06 April 2019
On February 28th and March 1st, 2019 malaria partners joined together at the Annual Round Table hosted by the J.C. Flowers Foundation’s Isdell:Flowers Cross Border Malaria Initiative.
The Isdell:Flowers Cross Border Malaria Initiative partners with national governments, the Anglican Church, NGOs, and community members to eliminate malaria along the shared borders of Angola, Namibia, Zambia and Zimbabwe. As members of southern Africa’s “Elimination 8,” these countries are committed to ending malaria in the region by 2030 through coordinating interventions among members and maintaining the support of political leaders, the private sector and communities.
Focusing on community engagement, the Round Table prominently displayed the 2019 World Malaria Day theme “Zero Malaria Starts with Me,” in recognition that each and every person—from bishop to community organizer to researcher to mother—has a key role in malaria elimination.
Zambian Minister of Health, The Honourable Dr. Chitalu Chilufya, formally opened the Round Table by stressing the importance of involving communities in the elimination process. “We will not have success in universal health coverage without eliminating malaria,” he said, “and we will not have success in eliminating malaria if we do not engage effectively with the community.”

## RECORDS

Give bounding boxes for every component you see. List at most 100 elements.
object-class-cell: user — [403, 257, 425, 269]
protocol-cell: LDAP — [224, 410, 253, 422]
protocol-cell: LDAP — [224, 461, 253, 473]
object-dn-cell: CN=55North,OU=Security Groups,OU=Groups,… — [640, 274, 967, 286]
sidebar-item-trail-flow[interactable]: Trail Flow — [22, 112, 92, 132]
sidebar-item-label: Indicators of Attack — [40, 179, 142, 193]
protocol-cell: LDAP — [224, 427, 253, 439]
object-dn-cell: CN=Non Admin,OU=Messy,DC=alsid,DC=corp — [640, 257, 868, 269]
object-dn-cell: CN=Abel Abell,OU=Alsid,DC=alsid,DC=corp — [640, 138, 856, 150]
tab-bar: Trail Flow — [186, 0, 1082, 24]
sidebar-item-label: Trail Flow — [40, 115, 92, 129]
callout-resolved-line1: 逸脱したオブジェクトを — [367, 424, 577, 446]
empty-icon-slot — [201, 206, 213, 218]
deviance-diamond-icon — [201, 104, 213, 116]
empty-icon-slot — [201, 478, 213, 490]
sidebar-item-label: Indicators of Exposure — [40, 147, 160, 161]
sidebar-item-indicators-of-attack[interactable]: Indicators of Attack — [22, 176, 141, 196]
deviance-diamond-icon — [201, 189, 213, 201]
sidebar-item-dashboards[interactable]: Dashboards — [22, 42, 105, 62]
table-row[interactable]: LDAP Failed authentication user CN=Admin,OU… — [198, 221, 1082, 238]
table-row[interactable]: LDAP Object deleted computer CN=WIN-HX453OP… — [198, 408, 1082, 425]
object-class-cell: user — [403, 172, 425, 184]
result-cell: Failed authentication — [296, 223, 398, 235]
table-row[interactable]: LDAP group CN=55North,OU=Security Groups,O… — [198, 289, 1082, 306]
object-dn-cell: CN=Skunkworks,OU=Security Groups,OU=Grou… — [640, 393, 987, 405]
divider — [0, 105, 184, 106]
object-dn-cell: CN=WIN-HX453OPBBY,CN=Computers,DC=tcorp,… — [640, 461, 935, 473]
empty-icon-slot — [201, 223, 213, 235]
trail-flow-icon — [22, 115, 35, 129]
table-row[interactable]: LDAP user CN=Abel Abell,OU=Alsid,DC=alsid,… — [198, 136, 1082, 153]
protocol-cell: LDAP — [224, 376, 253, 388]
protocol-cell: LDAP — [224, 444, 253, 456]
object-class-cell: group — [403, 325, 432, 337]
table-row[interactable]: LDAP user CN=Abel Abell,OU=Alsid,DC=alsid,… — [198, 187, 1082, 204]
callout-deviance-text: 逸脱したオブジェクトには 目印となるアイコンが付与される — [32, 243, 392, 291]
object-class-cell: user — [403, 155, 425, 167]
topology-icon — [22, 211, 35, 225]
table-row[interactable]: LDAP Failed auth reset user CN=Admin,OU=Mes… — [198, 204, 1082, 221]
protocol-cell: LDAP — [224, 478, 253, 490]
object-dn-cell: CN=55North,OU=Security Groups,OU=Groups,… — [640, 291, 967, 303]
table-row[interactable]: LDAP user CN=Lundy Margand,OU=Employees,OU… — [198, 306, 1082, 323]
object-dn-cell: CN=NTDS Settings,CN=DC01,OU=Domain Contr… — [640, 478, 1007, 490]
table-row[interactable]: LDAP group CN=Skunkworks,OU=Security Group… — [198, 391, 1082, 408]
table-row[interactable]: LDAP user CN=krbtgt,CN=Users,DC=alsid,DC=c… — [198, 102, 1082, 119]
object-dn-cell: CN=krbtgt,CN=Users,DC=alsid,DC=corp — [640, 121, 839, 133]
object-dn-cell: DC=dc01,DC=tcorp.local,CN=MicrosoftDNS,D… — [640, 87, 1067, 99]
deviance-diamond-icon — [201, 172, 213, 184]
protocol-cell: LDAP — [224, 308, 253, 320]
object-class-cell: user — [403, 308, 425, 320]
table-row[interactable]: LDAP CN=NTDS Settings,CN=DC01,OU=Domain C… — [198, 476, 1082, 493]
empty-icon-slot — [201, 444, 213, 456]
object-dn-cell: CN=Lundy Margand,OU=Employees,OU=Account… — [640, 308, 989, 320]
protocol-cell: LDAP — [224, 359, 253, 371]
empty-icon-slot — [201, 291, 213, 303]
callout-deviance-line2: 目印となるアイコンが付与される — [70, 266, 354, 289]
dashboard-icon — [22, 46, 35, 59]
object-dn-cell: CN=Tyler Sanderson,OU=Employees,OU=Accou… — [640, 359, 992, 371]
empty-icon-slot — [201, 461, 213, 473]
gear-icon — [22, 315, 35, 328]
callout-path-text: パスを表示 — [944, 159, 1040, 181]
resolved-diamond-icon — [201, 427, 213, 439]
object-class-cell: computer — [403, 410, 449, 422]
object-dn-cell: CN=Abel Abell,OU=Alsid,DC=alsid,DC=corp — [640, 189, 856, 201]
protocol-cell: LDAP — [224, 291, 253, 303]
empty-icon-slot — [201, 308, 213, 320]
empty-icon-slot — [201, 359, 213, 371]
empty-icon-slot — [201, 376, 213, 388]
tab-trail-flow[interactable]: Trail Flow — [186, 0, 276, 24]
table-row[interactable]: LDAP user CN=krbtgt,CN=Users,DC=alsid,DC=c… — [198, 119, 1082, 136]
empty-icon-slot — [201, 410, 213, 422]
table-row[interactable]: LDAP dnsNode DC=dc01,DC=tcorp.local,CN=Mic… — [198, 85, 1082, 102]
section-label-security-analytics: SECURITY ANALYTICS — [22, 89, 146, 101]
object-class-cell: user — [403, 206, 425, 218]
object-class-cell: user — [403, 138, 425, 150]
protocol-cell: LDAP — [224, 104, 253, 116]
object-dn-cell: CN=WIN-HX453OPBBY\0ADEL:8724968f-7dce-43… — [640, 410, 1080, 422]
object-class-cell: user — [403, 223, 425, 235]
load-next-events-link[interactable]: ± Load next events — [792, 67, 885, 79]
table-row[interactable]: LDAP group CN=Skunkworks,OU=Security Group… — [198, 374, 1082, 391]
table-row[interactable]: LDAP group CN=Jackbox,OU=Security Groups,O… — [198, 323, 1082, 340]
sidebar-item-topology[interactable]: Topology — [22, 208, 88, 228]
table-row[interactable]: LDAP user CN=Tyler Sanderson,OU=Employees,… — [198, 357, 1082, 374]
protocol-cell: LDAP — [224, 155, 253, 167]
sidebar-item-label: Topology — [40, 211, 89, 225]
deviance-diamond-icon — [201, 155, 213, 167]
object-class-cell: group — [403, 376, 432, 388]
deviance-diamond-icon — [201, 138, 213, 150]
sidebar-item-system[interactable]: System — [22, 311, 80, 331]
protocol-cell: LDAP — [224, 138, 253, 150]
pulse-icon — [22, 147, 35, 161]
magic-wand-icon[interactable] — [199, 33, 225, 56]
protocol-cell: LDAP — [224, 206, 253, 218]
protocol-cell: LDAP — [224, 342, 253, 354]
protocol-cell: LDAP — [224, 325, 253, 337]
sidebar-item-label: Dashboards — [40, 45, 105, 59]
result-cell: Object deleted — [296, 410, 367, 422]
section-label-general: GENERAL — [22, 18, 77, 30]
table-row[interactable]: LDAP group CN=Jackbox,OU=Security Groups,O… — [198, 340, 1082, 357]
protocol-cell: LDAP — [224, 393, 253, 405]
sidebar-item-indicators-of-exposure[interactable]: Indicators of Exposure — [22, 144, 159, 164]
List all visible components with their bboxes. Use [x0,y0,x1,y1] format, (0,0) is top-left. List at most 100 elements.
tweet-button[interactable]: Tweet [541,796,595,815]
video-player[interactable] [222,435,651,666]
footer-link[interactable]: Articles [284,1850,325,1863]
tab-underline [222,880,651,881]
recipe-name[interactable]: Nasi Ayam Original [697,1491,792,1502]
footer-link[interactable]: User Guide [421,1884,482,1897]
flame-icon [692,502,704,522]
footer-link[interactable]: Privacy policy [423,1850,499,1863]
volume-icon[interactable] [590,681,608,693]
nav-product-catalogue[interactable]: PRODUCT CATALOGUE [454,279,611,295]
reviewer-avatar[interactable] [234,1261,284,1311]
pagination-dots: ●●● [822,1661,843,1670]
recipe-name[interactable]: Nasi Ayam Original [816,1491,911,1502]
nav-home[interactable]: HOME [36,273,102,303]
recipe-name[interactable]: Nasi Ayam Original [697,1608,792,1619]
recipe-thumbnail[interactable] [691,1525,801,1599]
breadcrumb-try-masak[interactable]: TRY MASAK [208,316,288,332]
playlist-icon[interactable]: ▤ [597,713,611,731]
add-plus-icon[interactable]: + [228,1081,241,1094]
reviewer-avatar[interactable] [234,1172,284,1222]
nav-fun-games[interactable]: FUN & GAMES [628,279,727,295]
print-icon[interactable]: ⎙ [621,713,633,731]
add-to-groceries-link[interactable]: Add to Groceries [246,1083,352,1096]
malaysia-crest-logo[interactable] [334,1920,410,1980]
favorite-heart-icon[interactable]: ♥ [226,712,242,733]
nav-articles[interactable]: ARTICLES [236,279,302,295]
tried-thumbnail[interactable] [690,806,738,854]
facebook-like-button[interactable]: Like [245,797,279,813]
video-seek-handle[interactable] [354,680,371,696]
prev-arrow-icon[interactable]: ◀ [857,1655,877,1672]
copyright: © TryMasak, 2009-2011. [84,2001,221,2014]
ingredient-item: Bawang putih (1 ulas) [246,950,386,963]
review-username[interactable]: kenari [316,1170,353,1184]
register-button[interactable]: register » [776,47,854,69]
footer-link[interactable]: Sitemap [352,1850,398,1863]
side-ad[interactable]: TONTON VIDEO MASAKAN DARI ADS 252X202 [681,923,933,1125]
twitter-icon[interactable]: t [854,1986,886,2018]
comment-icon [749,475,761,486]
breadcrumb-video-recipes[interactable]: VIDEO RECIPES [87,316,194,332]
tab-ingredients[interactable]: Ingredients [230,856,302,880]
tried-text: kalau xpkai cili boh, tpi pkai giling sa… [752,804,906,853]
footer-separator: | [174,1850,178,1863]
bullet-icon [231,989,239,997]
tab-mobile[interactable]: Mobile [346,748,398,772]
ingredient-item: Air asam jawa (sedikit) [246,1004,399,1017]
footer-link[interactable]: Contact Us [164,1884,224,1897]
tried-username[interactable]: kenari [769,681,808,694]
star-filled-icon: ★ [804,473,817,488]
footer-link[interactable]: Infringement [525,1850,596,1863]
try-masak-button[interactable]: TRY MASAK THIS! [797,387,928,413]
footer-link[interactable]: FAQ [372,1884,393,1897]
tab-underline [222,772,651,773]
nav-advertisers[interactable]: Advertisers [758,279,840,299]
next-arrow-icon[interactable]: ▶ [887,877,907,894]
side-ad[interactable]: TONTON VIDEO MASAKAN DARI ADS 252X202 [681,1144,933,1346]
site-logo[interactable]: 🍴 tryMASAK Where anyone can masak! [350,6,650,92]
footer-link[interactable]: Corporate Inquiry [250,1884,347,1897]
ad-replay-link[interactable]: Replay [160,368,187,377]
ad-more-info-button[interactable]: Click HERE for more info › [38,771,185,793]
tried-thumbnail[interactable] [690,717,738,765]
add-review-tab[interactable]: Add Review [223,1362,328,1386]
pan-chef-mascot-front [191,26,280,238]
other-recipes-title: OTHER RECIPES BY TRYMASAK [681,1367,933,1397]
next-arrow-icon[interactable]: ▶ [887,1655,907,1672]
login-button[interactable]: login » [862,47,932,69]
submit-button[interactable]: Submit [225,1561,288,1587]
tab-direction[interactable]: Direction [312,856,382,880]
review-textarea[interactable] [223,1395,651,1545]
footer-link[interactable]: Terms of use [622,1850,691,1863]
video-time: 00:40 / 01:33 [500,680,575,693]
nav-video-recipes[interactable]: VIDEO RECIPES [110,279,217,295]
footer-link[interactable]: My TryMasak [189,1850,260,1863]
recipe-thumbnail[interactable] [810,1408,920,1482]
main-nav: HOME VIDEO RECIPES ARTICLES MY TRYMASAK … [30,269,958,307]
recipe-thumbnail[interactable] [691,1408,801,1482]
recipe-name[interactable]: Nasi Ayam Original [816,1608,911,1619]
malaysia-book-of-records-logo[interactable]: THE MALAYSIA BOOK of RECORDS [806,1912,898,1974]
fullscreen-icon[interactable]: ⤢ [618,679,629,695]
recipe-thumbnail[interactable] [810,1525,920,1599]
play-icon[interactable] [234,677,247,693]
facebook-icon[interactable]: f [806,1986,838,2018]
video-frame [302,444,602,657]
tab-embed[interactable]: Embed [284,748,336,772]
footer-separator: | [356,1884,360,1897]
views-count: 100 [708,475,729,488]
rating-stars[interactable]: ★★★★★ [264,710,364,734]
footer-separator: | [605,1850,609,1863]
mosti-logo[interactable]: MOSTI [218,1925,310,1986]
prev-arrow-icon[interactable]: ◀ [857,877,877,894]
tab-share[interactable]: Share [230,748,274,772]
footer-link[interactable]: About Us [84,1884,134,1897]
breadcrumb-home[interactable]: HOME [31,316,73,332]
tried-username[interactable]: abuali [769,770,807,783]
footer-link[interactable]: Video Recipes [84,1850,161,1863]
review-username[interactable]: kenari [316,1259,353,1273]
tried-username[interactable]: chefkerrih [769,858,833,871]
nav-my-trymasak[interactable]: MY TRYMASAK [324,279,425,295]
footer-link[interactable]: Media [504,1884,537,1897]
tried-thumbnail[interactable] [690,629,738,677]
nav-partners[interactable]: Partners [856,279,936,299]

## WORK INSTRUCTION
In the article on the malaria Round Table, name every country whose shared borders are the focus of the Isdell:Flowers Cross Border Malaria Initiative's elimination work.

## WRITTEN SOLUTION
Angola, Namibia, Zambia and Zimbabwe